> _Data to use_:
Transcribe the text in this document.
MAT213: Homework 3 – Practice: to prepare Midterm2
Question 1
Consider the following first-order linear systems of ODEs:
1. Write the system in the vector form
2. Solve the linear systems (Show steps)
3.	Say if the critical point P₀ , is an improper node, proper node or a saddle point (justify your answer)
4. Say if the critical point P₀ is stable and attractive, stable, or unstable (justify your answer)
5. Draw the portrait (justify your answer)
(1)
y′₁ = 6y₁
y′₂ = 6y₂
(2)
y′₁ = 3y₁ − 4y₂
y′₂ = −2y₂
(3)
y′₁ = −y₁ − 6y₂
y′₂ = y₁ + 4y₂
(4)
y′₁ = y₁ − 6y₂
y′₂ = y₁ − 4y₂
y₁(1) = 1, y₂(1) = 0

> _Short exercise_: Reproduce all of the records exactly.

> _Solution to this task_:
Transcribe the text in this document.
MAT213: Homework 3 – Practice: to prepare Midterm2
Question 1
Consider the following first-order linear systems of ODEs:
1. Write the system in the vector form
2. Solve the linear systems (Show steps)
3.	Say if the critical point P₀ , is an improper node, proper node or a saddle point (justify your answer)
4. Say if the critical point P₀ is stable and attractive, stable, or unstable (justify your answer)
5. Draw the portrait (justify your answer)
(1)
y′₁ = 6y₁
y′₂ = 6y₂
(2)
y′₁ = 3y₁ − 4y₂
y′₂ = −2y₂
(3)
y′₁ = −y₁ − 6y₂
y′₂ = y₁ + 4y₂
(4)
y′₁ = y₁ − 6y₂
y′₂ = y₁ − 4y₂
y₁(1) = 1, y₂(1) = 0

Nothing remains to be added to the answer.